[EXERCISE REQUIREMENTS]
For the material that follows, list every line containing the word "проверку".

[GIVEN RECORDS]
>> Begin

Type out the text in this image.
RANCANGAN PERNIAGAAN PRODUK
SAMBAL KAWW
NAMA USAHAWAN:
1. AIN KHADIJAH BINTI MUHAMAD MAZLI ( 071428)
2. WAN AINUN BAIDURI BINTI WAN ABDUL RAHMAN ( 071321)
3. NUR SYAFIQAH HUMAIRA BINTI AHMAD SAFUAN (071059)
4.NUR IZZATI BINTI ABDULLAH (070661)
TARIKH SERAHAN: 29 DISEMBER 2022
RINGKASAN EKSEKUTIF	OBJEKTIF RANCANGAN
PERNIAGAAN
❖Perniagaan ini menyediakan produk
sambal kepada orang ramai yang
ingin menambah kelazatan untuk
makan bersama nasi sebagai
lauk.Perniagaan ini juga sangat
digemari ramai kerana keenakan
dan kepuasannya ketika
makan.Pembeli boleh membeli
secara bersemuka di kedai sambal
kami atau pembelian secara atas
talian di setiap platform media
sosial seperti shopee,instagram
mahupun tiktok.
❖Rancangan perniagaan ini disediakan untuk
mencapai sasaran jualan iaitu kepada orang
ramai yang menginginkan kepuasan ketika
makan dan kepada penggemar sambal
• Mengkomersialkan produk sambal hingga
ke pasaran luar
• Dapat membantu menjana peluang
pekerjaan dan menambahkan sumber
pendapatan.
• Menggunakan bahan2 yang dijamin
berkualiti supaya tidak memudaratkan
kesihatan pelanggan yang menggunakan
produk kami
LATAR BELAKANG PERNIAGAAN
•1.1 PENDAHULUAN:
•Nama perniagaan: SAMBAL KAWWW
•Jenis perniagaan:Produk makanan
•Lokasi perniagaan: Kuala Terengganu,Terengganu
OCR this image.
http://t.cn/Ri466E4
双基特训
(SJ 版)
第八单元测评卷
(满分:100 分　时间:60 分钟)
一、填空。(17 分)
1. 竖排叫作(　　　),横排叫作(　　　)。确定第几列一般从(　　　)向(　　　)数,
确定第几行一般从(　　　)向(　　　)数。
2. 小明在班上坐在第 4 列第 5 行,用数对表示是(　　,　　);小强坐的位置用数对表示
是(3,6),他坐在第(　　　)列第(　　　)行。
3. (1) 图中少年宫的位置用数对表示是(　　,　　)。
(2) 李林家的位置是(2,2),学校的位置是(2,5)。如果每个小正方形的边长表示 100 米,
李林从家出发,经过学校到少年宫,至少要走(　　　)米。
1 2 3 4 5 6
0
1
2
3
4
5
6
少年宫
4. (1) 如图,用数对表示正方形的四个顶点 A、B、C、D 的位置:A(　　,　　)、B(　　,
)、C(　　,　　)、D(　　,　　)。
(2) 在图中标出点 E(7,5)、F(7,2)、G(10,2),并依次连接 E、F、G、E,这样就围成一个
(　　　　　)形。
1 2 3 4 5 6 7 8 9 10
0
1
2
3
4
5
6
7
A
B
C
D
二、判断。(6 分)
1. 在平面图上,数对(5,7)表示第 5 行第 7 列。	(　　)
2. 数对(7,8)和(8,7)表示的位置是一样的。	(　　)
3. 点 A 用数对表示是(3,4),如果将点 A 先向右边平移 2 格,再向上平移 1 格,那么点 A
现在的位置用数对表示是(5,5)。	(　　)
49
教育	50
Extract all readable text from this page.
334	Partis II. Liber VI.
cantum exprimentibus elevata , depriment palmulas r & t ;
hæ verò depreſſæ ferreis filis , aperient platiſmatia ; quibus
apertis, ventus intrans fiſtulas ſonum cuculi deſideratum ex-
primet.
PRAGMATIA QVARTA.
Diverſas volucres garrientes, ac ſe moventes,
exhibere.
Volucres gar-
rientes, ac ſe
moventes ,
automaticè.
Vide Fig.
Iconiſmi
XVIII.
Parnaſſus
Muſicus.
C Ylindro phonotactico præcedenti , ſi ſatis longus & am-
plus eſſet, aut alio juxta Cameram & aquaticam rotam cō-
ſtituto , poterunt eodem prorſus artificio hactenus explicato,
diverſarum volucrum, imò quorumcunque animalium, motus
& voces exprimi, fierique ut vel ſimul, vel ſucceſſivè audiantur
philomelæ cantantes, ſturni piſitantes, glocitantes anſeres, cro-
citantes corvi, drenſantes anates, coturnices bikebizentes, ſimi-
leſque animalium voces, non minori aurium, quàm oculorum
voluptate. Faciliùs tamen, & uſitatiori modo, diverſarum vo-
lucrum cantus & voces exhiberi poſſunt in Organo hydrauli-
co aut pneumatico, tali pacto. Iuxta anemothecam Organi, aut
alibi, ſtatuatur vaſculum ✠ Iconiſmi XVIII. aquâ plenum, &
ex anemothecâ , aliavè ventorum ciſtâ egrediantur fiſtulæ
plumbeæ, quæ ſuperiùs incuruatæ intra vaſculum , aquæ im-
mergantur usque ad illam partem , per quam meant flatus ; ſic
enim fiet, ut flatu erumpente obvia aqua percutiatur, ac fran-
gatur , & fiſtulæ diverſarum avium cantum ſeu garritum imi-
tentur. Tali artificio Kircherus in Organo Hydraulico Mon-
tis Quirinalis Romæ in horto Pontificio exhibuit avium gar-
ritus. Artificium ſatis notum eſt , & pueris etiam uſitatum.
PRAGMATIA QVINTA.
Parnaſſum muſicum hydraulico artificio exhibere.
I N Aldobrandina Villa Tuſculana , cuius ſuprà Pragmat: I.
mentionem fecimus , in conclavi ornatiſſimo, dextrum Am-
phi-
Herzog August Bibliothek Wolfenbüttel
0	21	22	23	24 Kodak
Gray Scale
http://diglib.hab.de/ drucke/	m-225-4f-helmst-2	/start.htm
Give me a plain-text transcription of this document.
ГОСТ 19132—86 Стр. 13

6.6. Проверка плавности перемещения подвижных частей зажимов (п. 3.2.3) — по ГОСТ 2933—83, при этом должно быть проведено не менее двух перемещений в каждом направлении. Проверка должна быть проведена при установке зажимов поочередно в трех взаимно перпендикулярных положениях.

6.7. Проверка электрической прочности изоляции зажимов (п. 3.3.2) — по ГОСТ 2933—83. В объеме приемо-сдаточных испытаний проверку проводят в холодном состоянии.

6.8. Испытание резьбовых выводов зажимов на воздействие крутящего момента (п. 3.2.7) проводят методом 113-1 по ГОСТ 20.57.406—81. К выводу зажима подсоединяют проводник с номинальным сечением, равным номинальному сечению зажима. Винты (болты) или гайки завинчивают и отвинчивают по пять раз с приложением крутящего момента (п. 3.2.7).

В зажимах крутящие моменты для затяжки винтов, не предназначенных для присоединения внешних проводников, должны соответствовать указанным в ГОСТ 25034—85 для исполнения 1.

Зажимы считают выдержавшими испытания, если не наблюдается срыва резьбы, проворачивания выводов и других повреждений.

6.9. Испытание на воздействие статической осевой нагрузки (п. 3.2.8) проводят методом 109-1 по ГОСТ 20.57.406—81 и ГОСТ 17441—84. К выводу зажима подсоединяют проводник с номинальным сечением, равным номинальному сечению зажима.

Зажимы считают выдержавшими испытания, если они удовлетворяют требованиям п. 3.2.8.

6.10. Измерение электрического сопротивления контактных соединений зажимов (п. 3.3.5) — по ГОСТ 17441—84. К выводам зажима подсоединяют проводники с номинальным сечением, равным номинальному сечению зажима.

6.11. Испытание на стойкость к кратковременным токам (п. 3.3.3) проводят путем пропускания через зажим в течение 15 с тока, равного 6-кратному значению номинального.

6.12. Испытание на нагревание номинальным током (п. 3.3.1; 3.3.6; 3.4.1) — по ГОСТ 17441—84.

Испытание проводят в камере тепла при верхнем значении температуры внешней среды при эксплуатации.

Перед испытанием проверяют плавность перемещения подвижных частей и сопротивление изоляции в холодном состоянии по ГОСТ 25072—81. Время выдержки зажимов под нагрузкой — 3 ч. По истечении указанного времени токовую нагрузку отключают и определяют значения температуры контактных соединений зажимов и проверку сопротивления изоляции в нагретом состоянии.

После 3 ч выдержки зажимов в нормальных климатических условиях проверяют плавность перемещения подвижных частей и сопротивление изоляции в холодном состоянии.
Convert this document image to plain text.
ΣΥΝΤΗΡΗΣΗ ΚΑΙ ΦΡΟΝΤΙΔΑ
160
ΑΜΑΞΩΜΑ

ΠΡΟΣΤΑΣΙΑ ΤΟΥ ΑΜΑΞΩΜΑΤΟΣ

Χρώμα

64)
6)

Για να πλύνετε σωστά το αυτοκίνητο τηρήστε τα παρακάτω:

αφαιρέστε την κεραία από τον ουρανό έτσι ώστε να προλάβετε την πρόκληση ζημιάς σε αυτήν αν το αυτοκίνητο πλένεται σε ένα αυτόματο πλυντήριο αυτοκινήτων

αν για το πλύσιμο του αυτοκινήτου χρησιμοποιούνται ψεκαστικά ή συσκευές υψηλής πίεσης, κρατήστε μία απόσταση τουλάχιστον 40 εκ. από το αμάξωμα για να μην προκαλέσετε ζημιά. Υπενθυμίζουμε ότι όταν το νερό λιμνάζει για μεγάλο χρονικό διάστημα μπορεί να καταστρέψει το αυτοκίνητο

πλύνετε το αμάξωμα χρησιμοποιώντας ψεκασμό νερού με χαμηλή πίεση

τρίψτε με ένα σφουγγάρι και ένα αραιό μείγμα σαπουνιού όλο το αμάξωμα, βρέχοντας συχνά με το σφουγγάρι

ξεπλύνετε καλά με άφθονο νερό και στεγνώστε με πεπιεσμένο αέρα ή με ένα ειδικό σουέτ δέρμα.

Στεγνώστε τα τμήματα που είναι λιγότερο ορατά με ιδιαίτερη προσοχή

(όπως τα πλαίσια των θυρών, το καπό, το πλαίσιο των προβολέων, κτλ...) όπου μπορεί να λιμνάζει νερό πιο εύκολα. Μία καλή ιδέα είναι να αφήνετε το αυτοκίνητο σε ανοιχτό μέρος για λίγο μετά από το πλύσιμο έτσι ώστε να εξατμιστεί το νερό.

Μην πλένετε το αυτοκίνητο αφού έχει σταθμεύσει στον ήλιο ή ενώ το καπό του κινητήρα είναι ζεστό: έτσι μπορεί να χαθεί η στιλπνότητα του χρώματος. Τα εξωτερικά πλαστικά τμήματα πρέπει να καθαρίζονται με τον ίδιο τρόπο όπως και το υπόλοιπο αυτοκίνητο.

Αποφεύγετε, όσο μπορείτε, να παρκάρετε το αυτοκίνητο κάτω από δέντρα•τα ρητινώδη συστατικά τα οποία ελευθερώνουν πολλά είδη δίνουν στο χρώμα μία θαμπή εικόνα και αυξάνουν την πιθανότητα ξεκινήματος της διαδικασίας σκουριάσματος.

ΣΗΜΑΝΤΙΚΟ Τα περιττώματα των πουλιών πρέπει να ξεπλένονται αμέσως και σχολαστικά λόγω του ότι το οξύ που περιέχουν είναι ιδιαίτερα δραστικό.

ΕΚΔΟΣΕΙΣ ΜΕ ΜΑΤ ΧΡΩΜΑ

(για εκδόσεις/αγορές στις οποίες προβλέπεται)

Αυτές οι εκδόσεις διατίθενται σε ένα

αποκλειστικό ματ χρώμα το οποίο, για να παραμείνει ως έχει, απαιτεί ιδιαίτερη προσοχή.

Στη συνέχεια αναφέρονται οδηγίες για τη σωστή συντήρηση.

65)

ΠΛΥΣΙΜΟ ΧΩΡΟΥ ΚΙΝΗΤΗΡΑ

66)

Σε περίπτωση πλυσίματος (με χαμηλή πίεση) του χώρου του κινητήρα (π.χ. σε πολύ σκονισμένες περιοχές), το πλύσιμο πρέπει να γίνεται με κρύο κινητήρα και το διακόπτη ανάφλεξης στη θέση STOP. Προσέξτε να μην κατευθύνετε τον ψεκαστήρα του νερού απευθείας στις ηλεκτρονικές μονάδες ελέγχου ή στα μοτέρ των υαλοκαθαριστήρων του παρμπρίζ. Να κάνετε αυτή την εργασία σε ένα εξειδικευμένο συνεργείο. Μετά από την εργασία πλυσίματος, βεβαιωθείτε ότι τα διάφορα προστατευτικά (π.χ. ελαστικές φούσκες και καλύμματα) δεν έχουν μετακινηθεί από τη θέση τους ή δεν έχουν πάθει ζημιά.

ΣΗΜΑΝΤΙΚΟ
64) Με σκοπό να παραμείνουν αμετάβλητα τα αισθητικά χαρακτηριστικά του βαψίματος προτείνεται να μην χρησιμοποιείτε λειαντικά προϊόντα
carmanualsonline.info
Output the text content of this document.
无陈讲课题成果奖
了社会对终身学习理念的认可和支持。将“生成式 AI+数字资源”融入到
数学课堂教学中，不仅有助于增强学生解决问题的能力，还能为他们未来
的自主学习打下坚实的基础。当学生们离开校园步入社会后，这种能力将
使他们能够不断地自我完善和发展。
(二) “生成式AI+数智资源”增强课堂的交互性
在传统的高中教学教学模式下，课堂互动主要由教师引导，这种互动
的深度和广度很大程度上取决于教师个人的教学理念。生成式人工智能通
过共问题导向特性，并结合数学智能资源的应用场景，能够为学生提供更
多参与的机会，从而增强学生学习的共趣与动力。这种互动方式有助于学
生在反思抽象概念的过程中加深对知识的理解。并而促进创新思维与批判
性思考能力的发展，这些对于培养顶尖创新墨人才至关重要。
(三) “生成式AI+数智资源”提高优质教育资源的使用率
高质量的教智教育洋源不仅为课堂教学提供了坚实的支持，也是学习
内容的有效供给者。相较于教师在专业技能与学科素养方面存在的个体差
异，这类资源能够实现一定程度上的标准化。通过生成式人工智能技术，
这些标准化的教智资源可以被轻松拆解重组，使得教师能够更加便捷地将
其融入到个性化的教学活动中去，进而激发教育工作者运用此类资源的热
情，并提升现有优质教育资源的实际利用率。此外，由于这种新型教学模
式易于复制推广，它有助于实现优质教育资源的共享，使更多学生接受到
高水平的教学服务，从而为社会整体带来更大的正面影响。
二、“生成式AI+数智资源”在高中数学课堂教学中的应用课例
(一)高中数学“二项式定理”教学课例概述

>> End

[SOLUTION FOR THIS EXERCISE]
6.7. Проверка электрической прочности изоляции зажимов (п. 3.3.2) — по ГОСТ 2933—83. В объеме приемо-сдаточных испытаний проверку проводят в холодном состоянии.
Перед испытанием проверяют плавность перемещения подвижных частей и сопротивление изоляции в холодном состоянии по ГОСТ 25072—81. Время выдержки зажимов под нагрузкой — 3 ч. По истечении указанного времени токовую нагрузку отключают и определяют значения температуры контактных соединений зажимов и проверку сопротивления изоляции в нагретом состоянии.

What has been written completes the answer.